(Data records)
# # # #

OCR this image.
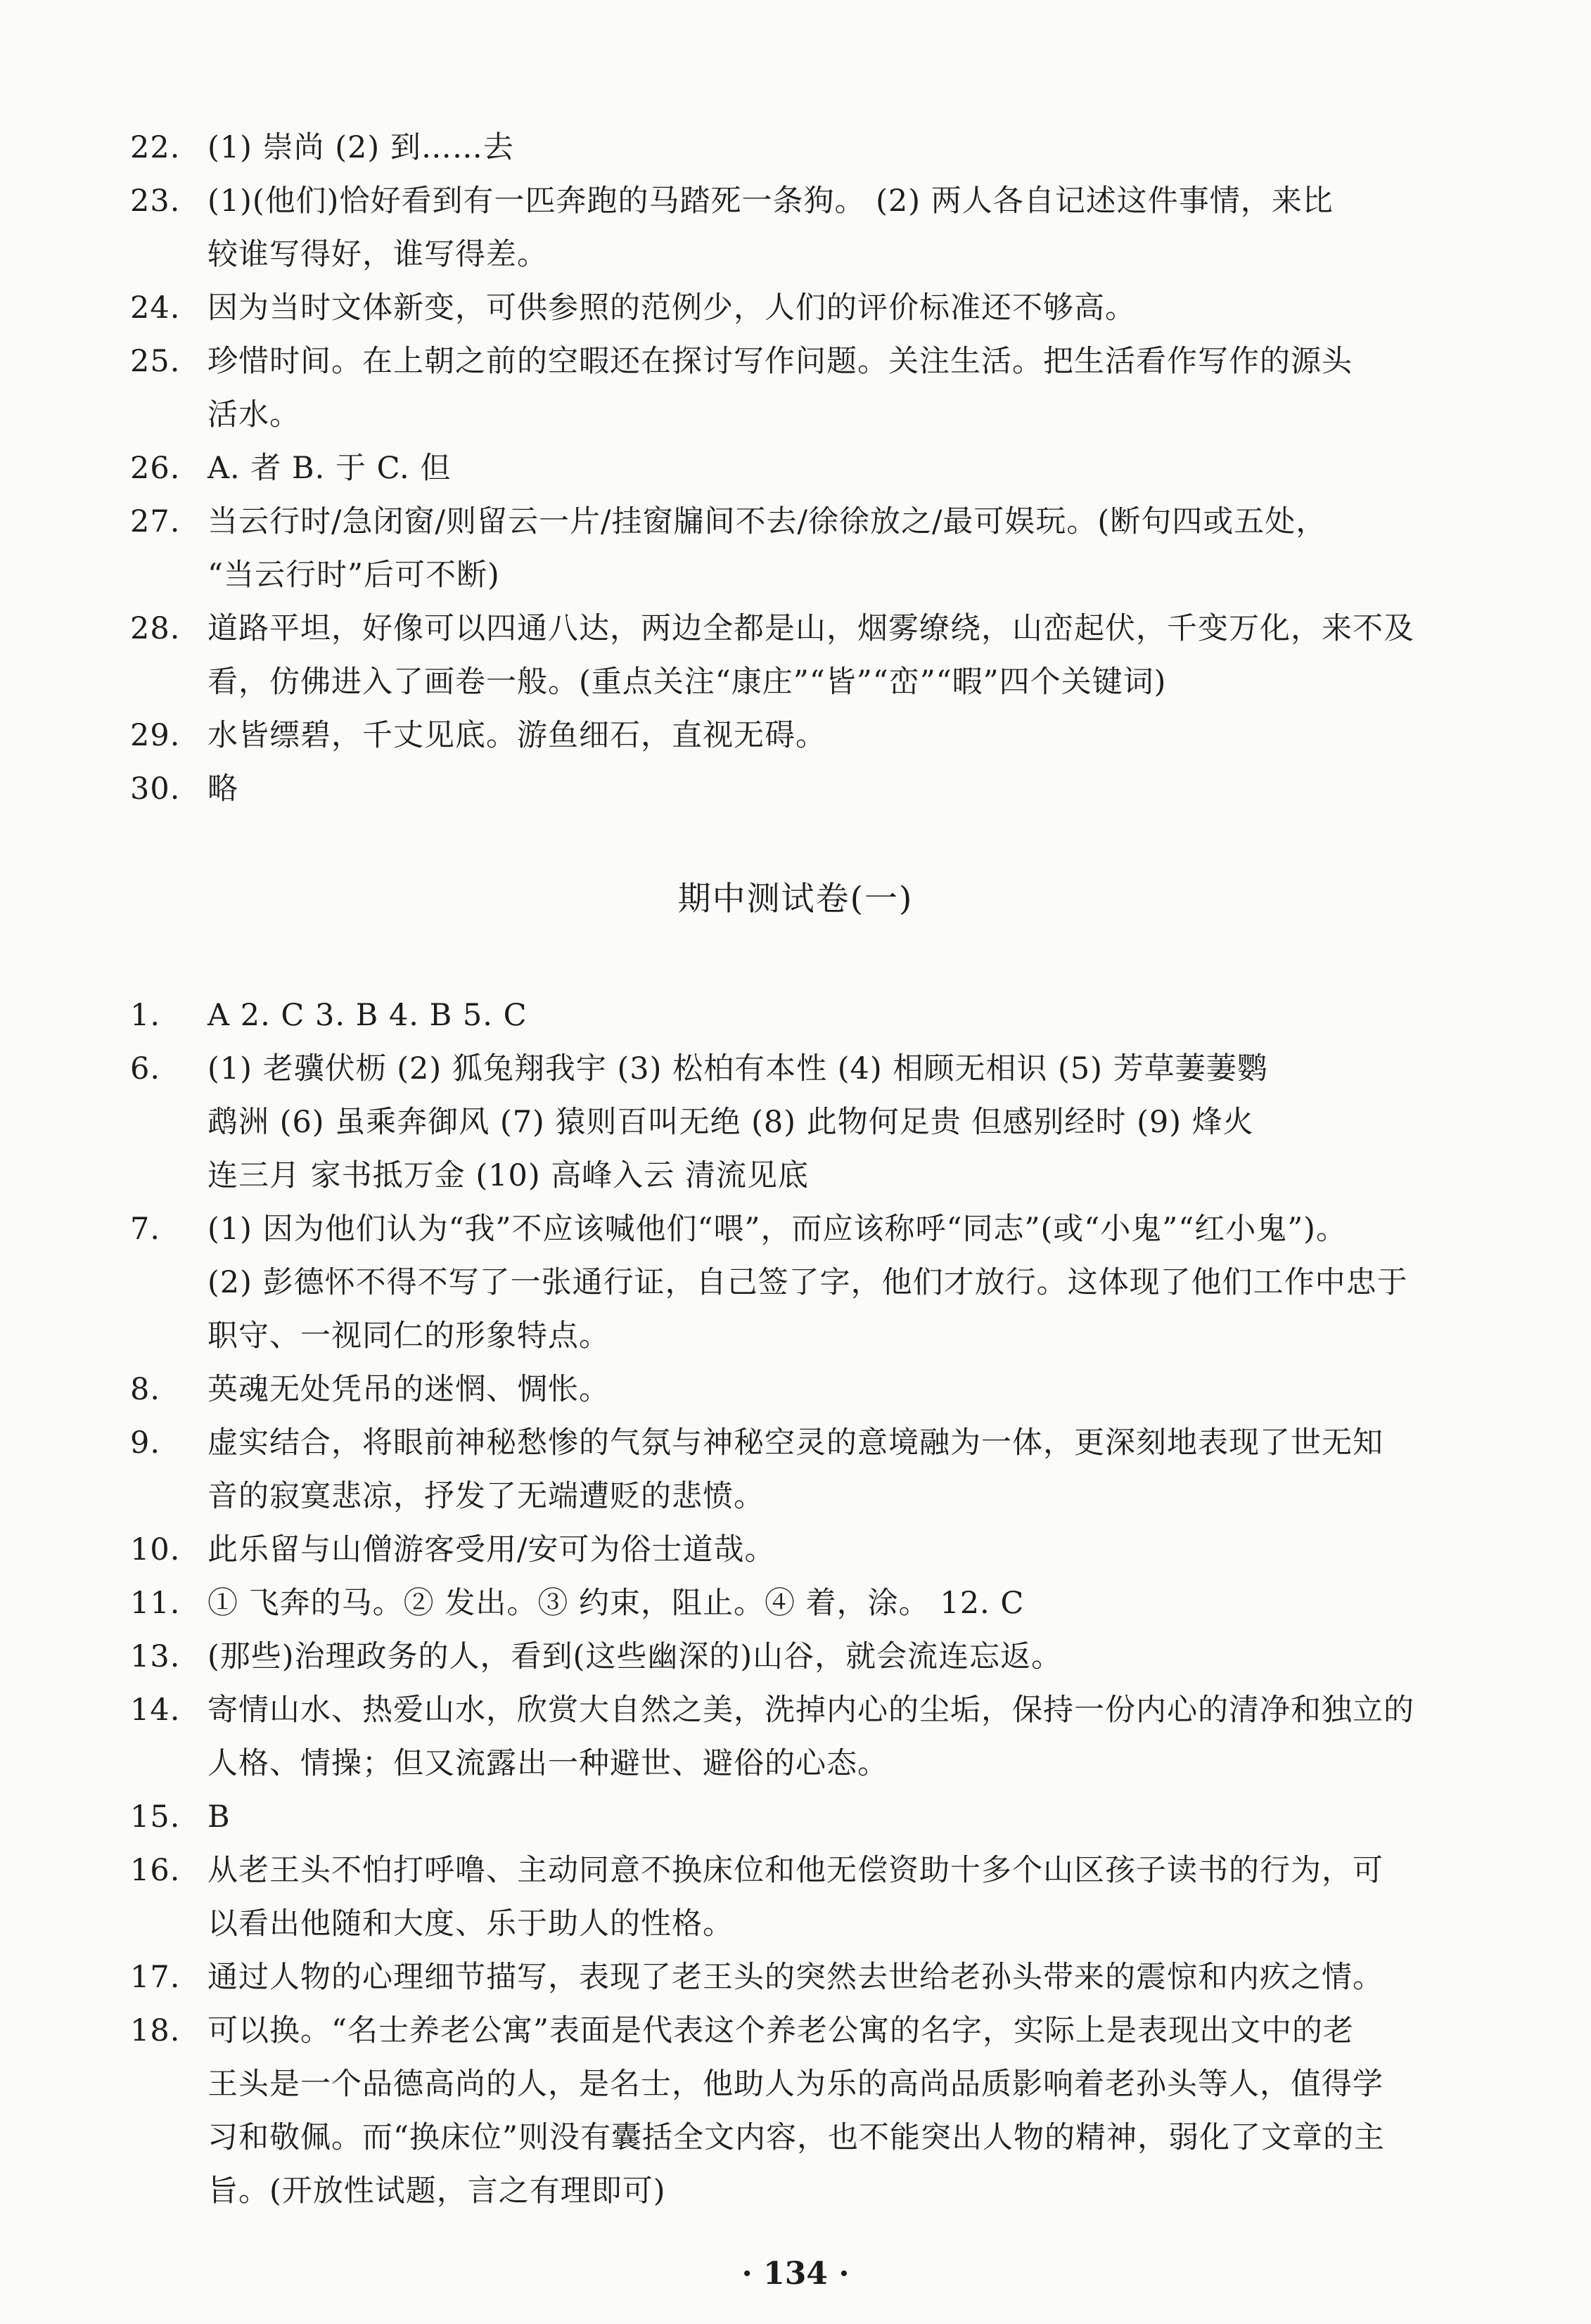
22. (1) 崇尚 (2) 到……去
23. (1)(他们)恰好看到有一匹奔跑的马踏死一条狗。 (2) 两人各自记述这件事情，来比
较谁写得好，谁写得差。
24. 因为当时文体新变，可供参照的范例少，人们的评价标准还不够高。
25. 珍惜时间。在上朝之前的空暇还在探讨写作问题。关注生活。把生活看作写作的源头
活水。
26. A. 者 B. 于 C. 但
27. 当云行时/急闭窗/则留云一片/挂窗牖间不去/徐徐放之/最可娱玩。(断句四或五处，
“当云行时”后可不断)
28. 道路平坦，好像可以四通八达，两边全都是山，烟雾缭绕，山峦起伏，千变万化，来不及
看，仿佛进入了画卷一般。(重点关注“康庄”“皆”“峦”“暇”四个关键词)
29. 水皆缥碧，千丈见底。游鱼细石，直视无碍。
30. 略
期中测试卷(一)
1.	A 2. C 3. B 4. B 5. C
6.	(1) 老骥伏枥 (2) 狐兔翔我宇 (3) 松柏有本性 (4) 相顾无相识 (5) 芳草萋萋鹦
鹉洲 (6) 虽乘奔御风 (7) 猿则百叫无绝 (8) 此物何足贵 但感别经时 (9) 烽火
连三月 家书抵万金 (10) 高峰入云 清流见底
7.	(1) 因为他们认为“我”不应该喊他们“喂”，而应该称呼“同志”(或“小鬼”“红小鬼”)。
(2) 彭德怀不得不写了一张通行证，自己签了字，他们才放行。这体现了他们工作中忠于
职守、一视同仁的形象特点。
8.	英魂无处凭吊的迷惘、惆怅。
9.	虚实结合，将眼前神秘愁惨的气氛与神秘空灵的意境融为一体，更深刻地表现了世无知
音的寂寞悲凉，抒发了无端遭贬的悲愤。
10. 此乐留与山僧游客受用/安可为俗士道哉。
11. ① 飞奔的马。② 发出。③ 约束，阻止。④ 着，涂。 12. C
13. (那些)治理政务的人，看到(这些幽深的)山谷，就会流连忘返。
14. 寄情山水、热爱山水，欣赏大自然之美，洗掉内心的尘垢，保持一份内心的清净和独立的
人格、情操；但又流露出一种避世、避俗的心态。
15. B
16. 从老王头不怕打呼噜、主动同意不换床位和他无偿资助十多个山区孩子读书的行为，可
以看出他随和大度、乐于助人的性格。
17. 通过人物的心理细节描写，表现了老王头的突然去世给老孙头带来的震惊和内疚之情。
18. 可以换。“名士养老公寓”表面是代表这个养老公寓的名字，实际上是表现出文中的老
王头是一个品德高尚的人，是名士，他助人为乐的高尚品质影响着老孙头等人，值得学
习和敬佩。而“换床位”则没有囊括全文内容，也不能突出人物的精神，弱化了文章的主
旨。(开放性试题，言之有理即可)
· 134 ·
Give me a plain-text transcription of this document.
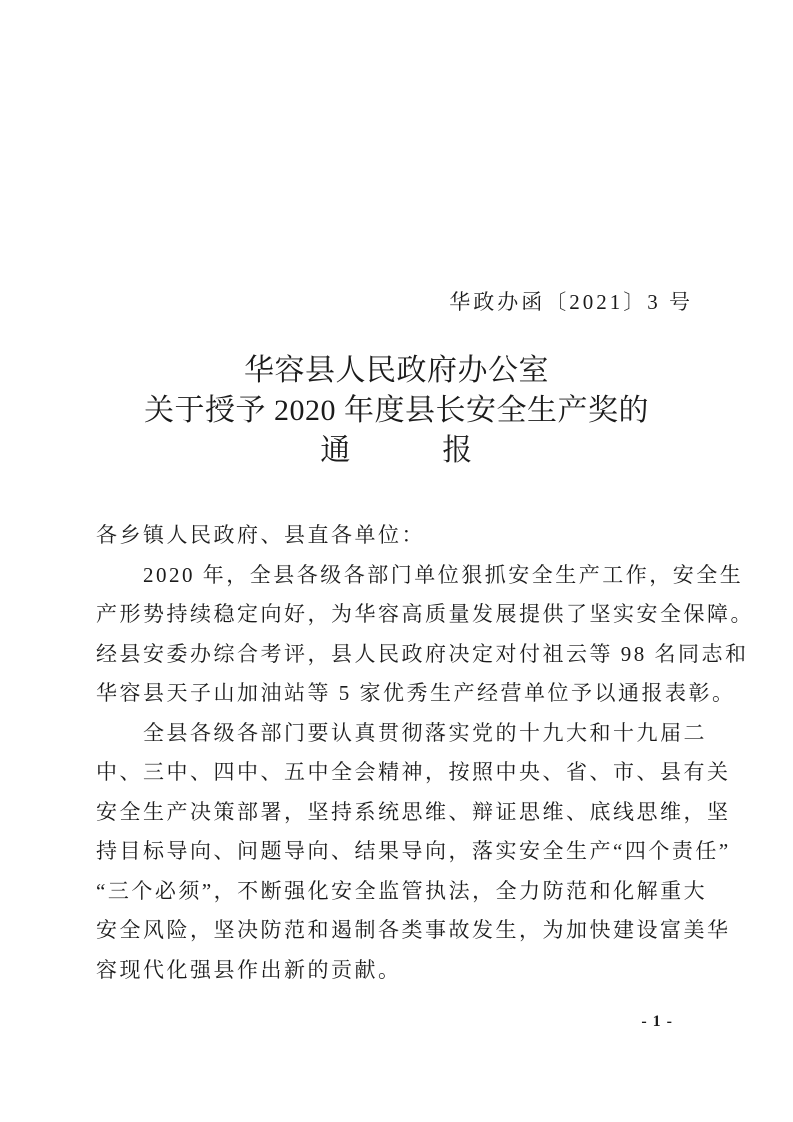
华政办函〔2021〕3 号
华容县人民政府办公室
关于授予 2020 年度县长安全生产奖的
通　　　报
各乡镇人民政府、县直各单位：
　　2020 年，全县各级各部门单位狠抓安全生产工作，安全生
产形势持续稳定向好，为华容高质量发展提供了坚实安全保障。
经县安委办综合考评，县人民政府决定对付祖云等 98 名同志和
华容县天子山加油站等 5 家优秀生产经营单位予以通报表彰。
　　全县各级各部门要认真贯彻落实党的十九大和十九届二
中、三中、四中、五中全会精神，按照中央、省、市、县有关
安全生产决策部署，坚持系统思维、辩证思维、底线思维，坚
持目标导向、问题导向、结果导向，落实安全生产“四个责任”
“三个必须”，不断强化安全监管执法，全力防范和化解重大
安全风险，坚决防范和遏制各类事故发生，为加快建设富美华
容现代化强县作出新的贡献。
- 1 -
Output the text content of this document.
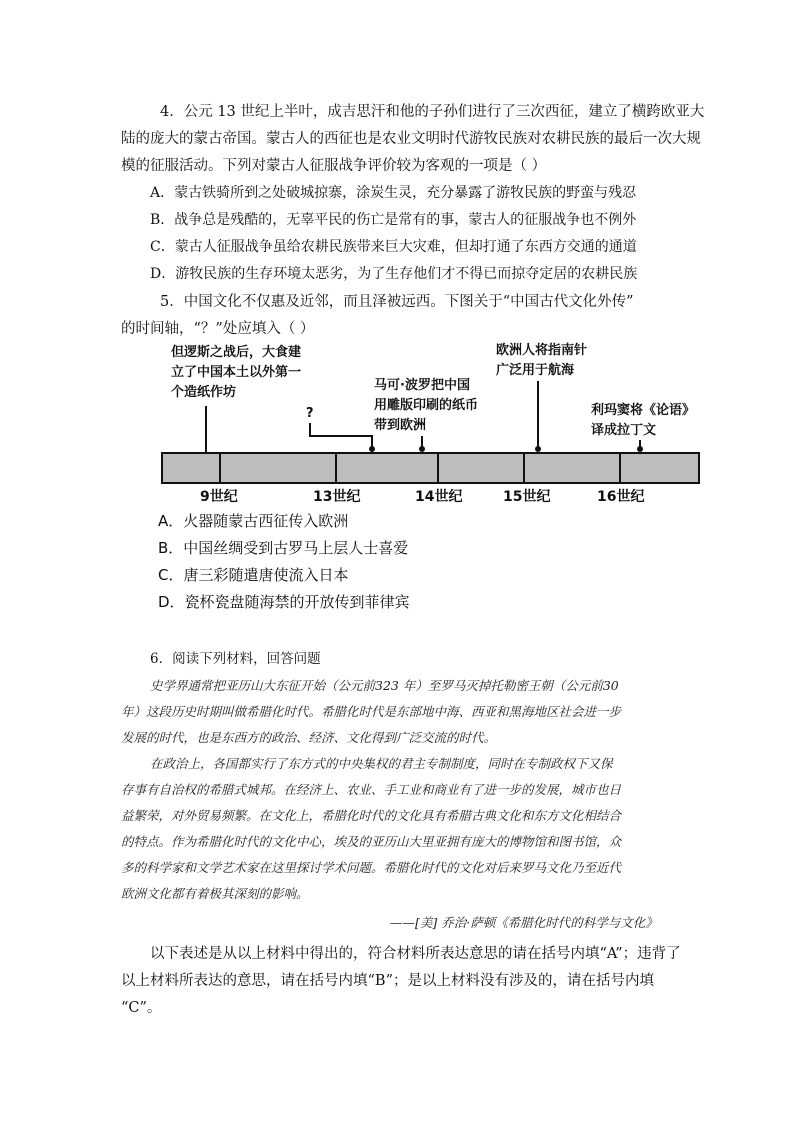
4．公元 13 世纪上半叶，成吉思汗和他的子孙们进行了三次西征，建立了横跨欧亚大
陆的庞大的蒙古帝国。蒙古人的西征也是农业文明时代游牧民族对农耕民族的最后一次大规
模的征服活动。下列对蒙古人征服战争评价较为客观的一项是（ ）
A．蒙古铁骑所到之处破城掠寨，涂炭生灵，充分暴露了游牧民族的野蛮与残忍
B．战争总是残酷的，无辜平民的伤亡是常有的事，蒙古人的征服战争也不例外
C．蒙古人征服战争虽给农耕民族带来巨大灾难，但却打通了东西方交通的通道
D．游牧民族的生存环境太恶劣，为了生存他们才不得已而掠夺定居的农耕民族
5．中国文化不仅惠及近邻，而且泽被远西。下图关于“中国古代文化外传”
的时间轴，“？”处应填入（ ）
但逻斯之战后，大食建
立了中国本土以外第一
个造纸作坊	马可·波罗把中国
用雕版印刷的纸币
带到欧洲
欧洲人将指南针
广泛用于航海
利玛窦将《论语》
译成拉丁文
?
9世纪	13世纪	14世纪	15世纪	16世纪
A．火器随蒙古西征传入欧洲
B．中国丝绸受到古罗马上层人士喜爱
C．唐三彩随遣唐使流入日本
D．瓷杯瓷盘随海禁的开放传到菲律宾
6．阅读下列材料，回答问题
史学界通常把亚历山大东征开始（公元前323 年）至罗马灭掉托勒密王朝（公元前30
年）这段历史时期叫做希腊化时代。希腊化时代是东部地中海、西亚和黑海地区社会进一步
发展的时代，也是东西方的政治、经济、文化得到广泛交流的时代。
在政治上，各国都实行了东方式的中央集权的君主专制制度，同时在专制政权下又保
存事有自治权的希腊式城邦。在经济上、农业、手工业和商业有了进一步的发展，城市也日
益繁荣，对外贸易频繁。在文化上，希腊化时代的文化具有希腊古典文化和东方文化相结合
的特点。作为希腊化时代的文化中心，埃及的亚历山大里亚拥有庞大的博物馆和图书馆，众
多的科学家和文学艺术家在这里探讨学术问题。希腊化时代的文化对后来罗马文化乃至近代
欧洲文化都有着极其深刻的影响。
——[美] 乔治·萨顿《希腊化时代的科学与文化》
以下表述是从以上材料中得出的，符合材料所表达意思的请在括号内填“A”；违背了
以上材料所表达的意思，请在括号内填“B”；是以上材料没有涉及的，请在括号内填
“C”。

# # # #

The data should be printed again unchanged; leave its pictures out.

OCR this image.
22. (1) 崇尚 (2) 到……去
23. (1)(他们)恰好看到有一匹奔跑的马踏死一条狗。 (2) 两人各自记述这件事情，来比
较谁写得好，谁写得差。
24. 因为当时文体新变，可供参照的范例少，人们的评价标准还不够高。
25. 珍惜时间。在上朝之前的空暇还在探讨写作问题。关注生活。把生活看作写作的源头
活水。
26. A. 者 B. 于 C. 但
27. 当云行时/急闭窗/则留云一片/挂窗牖间不去/徐徐放之/最可娱玩。(断句四或五处，
“当云行时”后可不断)
28. 道路平坦，好像可以四通八达，两边全都是山，烟雾缭绕，山峦起伏，千变万化，来不及
看，仿佛进入了画卷一般。(重点关注“康庄”“皆”“峦”“暇”四个关键词)
29. 水皆缥碧，千丈见底。游鱼细石，直视无碍。
30. 略
期中测试卷(一)
1.	A 2. C 3. B 4. B 5. C
6.	(1) 老骥伏枥 (2) 狐兔翔我宇 (3) 松柏有本性 (4) 相顾无相识 (5) 芳草萋萋鹦
鹉洲 (6) 虽乘奔御风 (7) 猿则百叫无绝 (8) 此物何足贵 但感别经时 (9) 烽火
连三月 家书抵万金 (10) 高峰入云 清流见底
7.	(1) 因为他们认为“我”不应该喊他们“喂”，而应该称呼“同志”(或“小鬼”“红小鬼”)。
(2) 彭德怀不得不写了一张通行证，自己签了字，他们才放行。这体现了他们工作中忠于
职守、一视同仁的形象特点。
8.	英魂无处凭吊的迷惘、惆怅。
9.	虚实结合，将眼前神秘愁惨的气氛与神秘空灵的意境融为一体，更深刻地表现了世无知
音的寂寞悲凉，抒发了无端遭贬的悲愤。
10. 此乐留与山僧游客受用/安可为俗士道哉。
11. ① 飞奔的马。② 发出。③ 约束，阻止。④ 着，涂。 12. C
13. (那些)治理政务的人，看到(这些幽深的)山谷，就会流连忘返。
14. 寄情山水、热爱山水，欣赏大自然之美，洗掉内心的尘垢，保持一份内心的清净和独立的
人格、情操；但又流露出一种避世、避俗的心态。
15. B
16. 从老王头不怕打呼噜、主动同意不换床位和他无偿资助十多个山区孩子读书的行为，可
以看出他随和大度、乐于助人的性格。
17. 通过人物的心理细节描写，表现了老王头的突然去世给老孙头带来的震惊和内疚之情。
18. 可以换。“名士养老公寓”表面是代表这个养老公寓的名字，实际上是表现出文中的老
王头是一个品德高尚的人，是名士，他助人为乐的高尚品质影响着老孙头等人，值得学
习和敬佩。而“换床位”则没有囊括全文内容，也不能突出人物的精神，弱化了文章的主
旨。(开放性试题，言之有理即可)
· 134 ·
Give me a plain-text transcription of this document.
华政办函〔2021〕3 号
华容县人民政府办公室
关于授予 2020 年度县长安全生产奖的
通　　　报
各乡镇人民政府、县直各单位：
　　2020 年，全县各级各部门单位狠抓安全生产工作，安全生
产形势持续稳定向好，为华容高质量发展提供了坚实安全保障。
经县安委办综合考评，县人民政府决定对付祖云等 98 名同志和
华容县天子山加油站等 5 家优秀生产经营单位予以通报表彰。
　　全县各级各部门要认真贯彻落实党的十九大和十九届二
中、三中、四中、五中全会精神，按照中央、省、市、县有关
安全生产决策部署，坚持系统思维、辩证思维、底线思维，坚
持目标导向、问题导向、结果导向，落实安全生产“四个责任”
“三个必须”，不断强化安全监管执法，全力防范和化解重大
安全风险，坚决防范和遏制各类事故发生，为加快建设富美华
容现代化强县作出新的贡献。
- 1 -
Output the text content of this document.
4．公元 13 世纪上半叶，成吉思汗和他的子孙们进行了三次西征，建立了横跨欧亚大
陆的庞大的蒙古帝国。蒙古人的西征也是农业文明时代游牧民族对农耕民族的最后一次大规
模的征服活动。下列对蒙古人征服战争评价较为客观的一项是（ ）
A．蒙古铁骑所到之处破城掠寨，涂炭生灵，充分暴露了游牧民族的野蛮与残忍
B．战争总是残酷的，无辜平民的伤亡是常有的事，蒙古人的征服战争也不例外
C．蒙古人征服战争虽给农耕民族带来巨大灾难，但却打通了东西方交通的通道
D．游牧民族的生存环境太恶劣，为了生存他们才不得已而掠夺定居的农耕民族
5．中国文化不仅惠及近邻，而且泽被远西。下图关于“中国古代文化外传”
的时间轴，“？”处应填入（ ）
但逻斯之战后，大食建
立了中国本土以外第一
个造纸作坊	马可·波罗把中国
用雕版印刷的纸币
带到欧洲
欧洲人将指南针
广泛用于航海
利玛窦将《论语》
译成拉丁文
?
9世纪	13世纪	14世纪	15世纪	16世纪
A．火器随蒙古西征传入欧洲
B．中国丝绸受到古罗马上层人士喜爱
C．唐三彩随遣唐使流入日本
D．瓷杯瓷盘随海禁的开放传到菲律宾
6．阅读下列材料，回答问题
史学界通常把亚历山大东征开始（公元前323 年）至罗马灭掉托勒密王朝（公元前30
年）这段历史时期叫做希腊化时代。希腊化时代是东部地中海、西亚和黑海地区社会进一步
发展的时代，也是东西方的政治、经济、文化得到广泛交流的时代。
在政治上，各国都实行了东方式的中央集权的君主专制制度，同时在专制政权下又保
存事有自治权的希腊式城邦。在经济上、农业、手工业和商业有了进一步的发展，城市也日
益繁荣，对外贸易频繁。在文化上，希腊化时代的文化具有希腊古典文化和东方文化相结合
的特点。作为希腊化时代的文化中心，埃及的亚历山大里亚拥有庞大的博物馆和图书馆，众
多的科学家和文学艺术家在这里探讨学术问题。希腊化时代的文化对后来罗马文化乃至近代
欧洲文化都有着极其深刻的影响。
——[美] 乔治·萨顿《希腊化时代的科学与文化》
以下表述是从以上材料中得出的，符合材料所表达意思的请在括号内填“A”；违背了
以上材料所表达的意思，请在括号内填“B”；是以上材料没有涉及的，请在括号内填
“C”。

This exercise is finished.